TASK STATEMENT
Reproduce the records that follow in full, excluding any picture they contain.

STORED ROWS

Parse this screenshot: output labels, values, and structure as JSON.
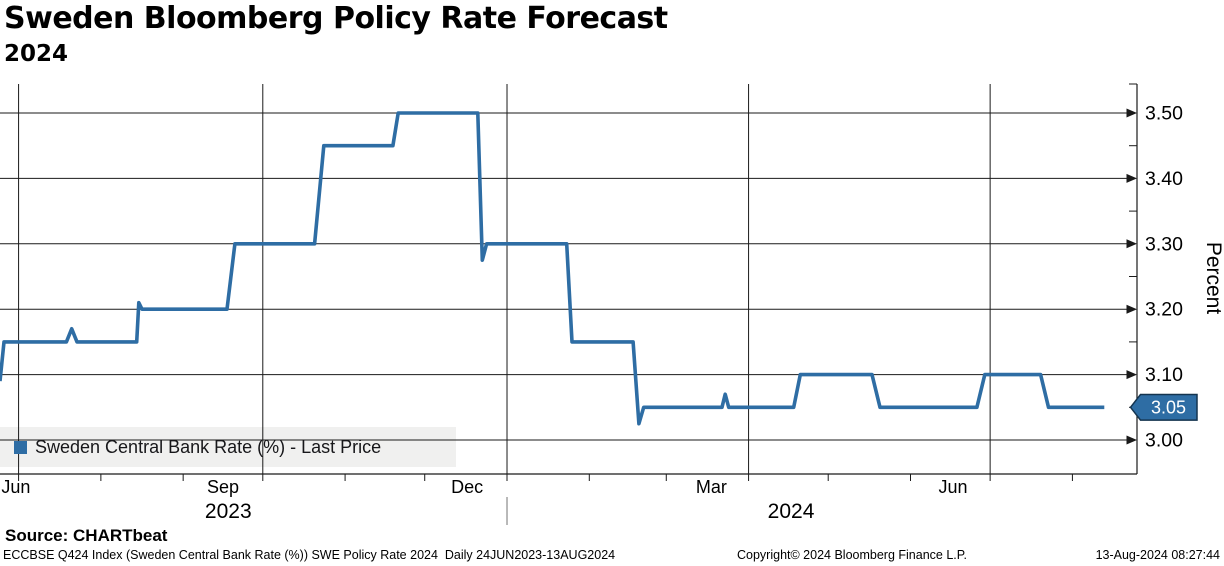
{
  "header": {
    "title": "Sweden Bloomberg Policy Rate Forecast",
    "subtitle": "2024"
  },
  "legend": {
    "label": "Sweden Central Bank Rate (%) - Last Price"
  },
  "footer": {
    "source": "Source: CHARTbeat",
    "description": "ECCBSE Q424 Index (Sweden Central Bank Rate (%)) SWE Policy Rate 2024  Daily 24JUN2023-13AUG2024",
    "copyright": "Copyright© 2024 Bloomberg Finance L.P.",
    "timestamp": "13-Aug-2024 08:27:44"
  },
  "colors": {
    "line": "#2e6da4",
    "badge_fill": "#2e6da4",
    "badge_border": "#14344f",
    "grid": "#1a1a1a",
    "legend_bg": "#f0f0ef",
    "year_separator": "#8a8a8a"
  },
  "chart_data": {
    "type": "line",
    "title": "Sweden Bloomberg Policy Rate Forecast 2024",
    "xlabel": "",
    "ylabel": "Percent",
    "x_start_date": "24JUN2023",
    "x_end_date": "13AUG2024",
    "ylim": [
      2.95,
      3.545
    ],
    "grid": true,
    "legend_position": "bottom-left",
    "last_price": "3.05",
    "last_price_value": 3.05,
    "y_axis": {
      "label": "Percent",
      "major_ticks": [
        3.0,
        3.1,
        3.2,
        3.3,
        3.4,
        3.5
      ],
      "major_tick_labels": [
        "3.00",
        "3.10",
        "3.20",
        "3.30",
        "3.40",
        "3.50"
      ],
      "minor_ticks": [
        3.05,
        3.15,
        3.25,
        3.35,
        3.45
      ]
    },
    "x_axis": {
      "unit": "days_since_24JUN2023",
      "month_tick_days": [
        7,
        38,
        69,
        99,
        130,
        160,
        191,
        222,
        251,
        282,
        312,
        343,
        373,
        404
      ],
      "gridline_days": [
        7,
        99,
        191,
        282,
        373
      ],
      "month_labels": [
        {
          "label": "Jun",
          "day": 6
        },
        {
          "label": "Sep",
          "day": 84
        },
        {
          "label": "Dec",
          "day": 176
        },
        {
          "label": "Mar",
          "day": 268
        },
        {
          "label": "Jun",
          "day": 359
        }
      ],
      "year_labels": [
        {
          "label": "2023",
          "day": 86
        },
        {
          "label": "2024",
          "day": 298
        }
      ],
      "year_separator_day": 191
    },
    "series": [
      {
        "name": "Sweden Central Bank Rate (%) - Last Price",
        "color": "#2e6da4",
        "points": [
          [
            0,
            3.09
          ],
          [
            1.5,
            3.15
          ],
          [
            25,
            3.15
          ],
          [
            27,
            3.17
          ],
          [
            29,
            3.15
          ],
          [
            51.5,
            3.15
          ],
          [
            52.3,
            3.21
          ],
          [
            53.5,
            3.2
          ],
          [
            85.5,
            3.2
          ],
          [
            88.5,
            3.3
          ],
          [
            118.5,
            3.3
          ],
          [
            122,
            3.45
          ],
          [
            148,
            3.45
          ],
          [
            150,
            3.5
          ],
          [
            180,
            3.5
          ],
          [
            181.7,
            3.275
          ],
          [
            183.3,
            3.3
          ],
          [
            213.5,
            3.3
          ],
          [
            215.5,
            3.15
          ],
          [
            238.5,
            3.15
          ],
          [
            240.7,
            3.025
          ],
          [
            242.5,
            3.05
          ],
          [
            272,
            3.05
          ],
          [
            273.2,
            3.07
          ],
          [
            274.5,
            3.05
          ],
          [
            299,
            3.05
          ],
          [
            301.5,
            3.1
          ],
          [
            328.5,
            3.1
          ],
          [
            331.5,
            3.05
          ],
          [
            368,
            3.05
          ],
          [
            371,
            3.1
          ],
          [
            392,
            3.1
          ],
          [
            395,
            3.05
          ],
          [
            416,
            3.05
          ]
        ]
      }
    ]
  }
}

SOLUTION BELOW
Parse this screenshot: output labels, values, and structure as JSON.
{
  "header": {
    "title": "Sweden Bloomberg Policy Rate Forecast",
    "subtitle": "2024"
  },
  "legend": {
    "label": "Sweden Central Bank Rate (%) - Last Price"
  },
  "footer": {
    "source": "Source: CHARTbeat",
    "description": "ECCBSE Q424 Index (Sweden Central Bank Rate (%)) SWE Policy Rate 2024  Daily 24JUN2023-13AUG2024",
    "copyright": "Copyright© 2024 Bloomberg Finance L.P.",
    "timestamp": "13-Aug-2024 08:27:44"
  },
  "colors": {
    "line": "#2e6da4",
    "badge_fill": "#2e6da4",
    "badge_border": "#14344f",
    "grid": "#1a1a1a",
    "legend_bg": "#f0f0ef",
    "year_separator": "#8a8a8a"
  },
  "chart_data": {
    "type": "line",
    "title": "Sweden Bloomberg Policy Rate Forecast 2024",
    "xlabel": "",
    "ylabel": "Percent",
    "x_start_date": "24JUN2023",
    "x_end_date": "13AUG2024",
    "ylim": [
      2.95,
      3.545
    ],
    "grid": true,
    "legend_position": "bottom-left",
    "last_price": "3.05",
    "last_price_value": 3.05,
    "y_axis": {
      "label": "Percent",
      "major_ticks": [
        3.0,
        3.1,
        3.2,
        3.3,
        3.4,
        3.5
      ],
      "major_tick_labels": [
        "3.00",
        "3.10",
        "3.20",
        "3.30",
        "3.40",
        "3.50"
      ],
      "minor_ticks": [
        3.05,
        3.15,
        3.25,
        3.35,
        3.45
      ]
    },
    "x_axis": {
      "unit": "days_since_24JUN2023",
      "month_tick_days": [
        7,
        38,
        69,
        99,
        130,
        160,
        191,
        222,
        251,
        282,
        312,
        343,
        373,
        404
      ],
      "gridline_days": [
        7,
        99,
        191,
        282,
        373
      ],
      "month_labels": [
        {
          "label": "Jun",
          "day": 6
        },
        {
          "label": "Sep",
          "day": 84
        },
        {
          "label": "Dec",
          "day": 176
        },
        {
          "label": "Mar",
          "day": 268
        },
        {
          "label": "Jun",
          "day": 359
        }
      ],
      "year_labels": [
        {
          "label": "2023",
          "day": 86
        },
        {
          "label": "2024",
          "day": 298
        }
      ],
      "year_separator_day": 191
    },
    "series": [
      {
        "name": "Sweden Central Bank Rate (%) - Last Price",
        "color": "#2e6da4",
        "points": [
          [
            0,
            3.09
          ],
          [
            1.5,
            3.15
          ],
          [
            25,
            3.15
          ],
          [
            27,
            3.17
          ],
          [
            29,
            3.15
          ],
          [
            51.5,
            3.15
          ],
          [
            52.3,
            3.21
          ],
          [
            53.5,
            3.2
          ],
          [
            85.5,
            3.2
          ],
          [
            88.5,
            3.3
          ],
          [
            118.5,
            3.3
          ],
          [
            122,
            3.45
          ],
          [
            148,
            3.45
          ],
          [
            150,
            3.5
          ],
          [
            180,
            3.5
          ],
          [
            181.7,
            3.275
          ],
          [
            183.3,
            3.3
          ],
          [
            213.5,
            3.3
          ],
          [
            215.5,
            3.15
          ],
          [
            238.5,
            3.15
          ],
          [
            240.7,
            3.025
          ],
          [
            242.5,
            3.05
          ],
          [
            272,
            3.05
          ],
          [
            273.2,
            3.07
          ],
          [
            274.5,
            3.05
          ],
          [
            299,
            3.05
          ],
          [
            301.5,
            3.1
          ],
          [
            328.5,
            3.1
          ],
          [
            331.5,
            3.05
          ],
          [
            368,
            3.05
          ],
          [
            371,
            3.1
          ],
          [
            392,
            3.1
          ],
          [
            395,
            3.05
          ],
          [
            416,
            3.05
          ]
        ]
      }
    ]
  }
}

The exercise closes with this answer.